** begin Excerpted data **
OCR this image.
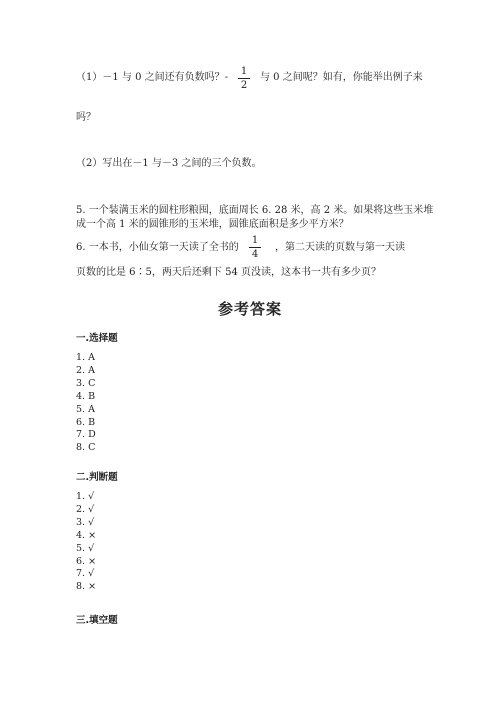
（1）－1 与 0 之间还有负数吗？-
1
2
与 0 之间呢？如有，你能举出例子来
吗？
（2）写出在－1 与－3 之间的三个负数。
5. 一个装满玉米的圆柱形粮囤，底面周长 6. 28 米，高 2 米。如果将这些玉米堆
成一个高 1 米的圆锥形的玉米堆，圆锥底面积是多少平方米？
6. 一本书，小仙女第一天读了全书的
1
4
，第二天读的页数与第一天读
页数的比是 6∶5，两天后还剩下 54 页没读，这本书一共有多少页？
参考答案
一.选择题
1. A
2. A
3. C
4. B
5. A
6. B
7. D
8. C
二.判断题
1. √
2. √
3. √
4. ×
5. √
6. ×
7. √
8. ×
三.填空题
** end Excerpted data **
Problem
Images in the data above are to be skipped. Retype all other material exactly.

Task solution
OCR this image.
（1）－1 与 0 之间还有负数吗？-
1
2
与 0 之间呢？如有，你能举出例子来
吗？
（2）写出在－1 与－3 之间的三个负数。
5. 一个装满玉米的圆柱形粮囤，底面周长 6. 28 米，高 2 米。如果将这些玉米堆
成一个高 1 米的圆锥形的玉米堆，圆锥底面积是多少平方米？
6. 一本书，小仙女第一天读了全书的
1
4
，第二天读的页数与第一天读
页数的比是 6∶5，两天后还剩下 54 页没读，这本书一共有多少页？
参考答案
一.选择题
1. A
2. A
3. C
4. B
5. A
6. B
7. D
8. C
二.判断题
1. √
2. √
3. √
4. ×
5. √
6. ×
7. √
8. ×
三.填空题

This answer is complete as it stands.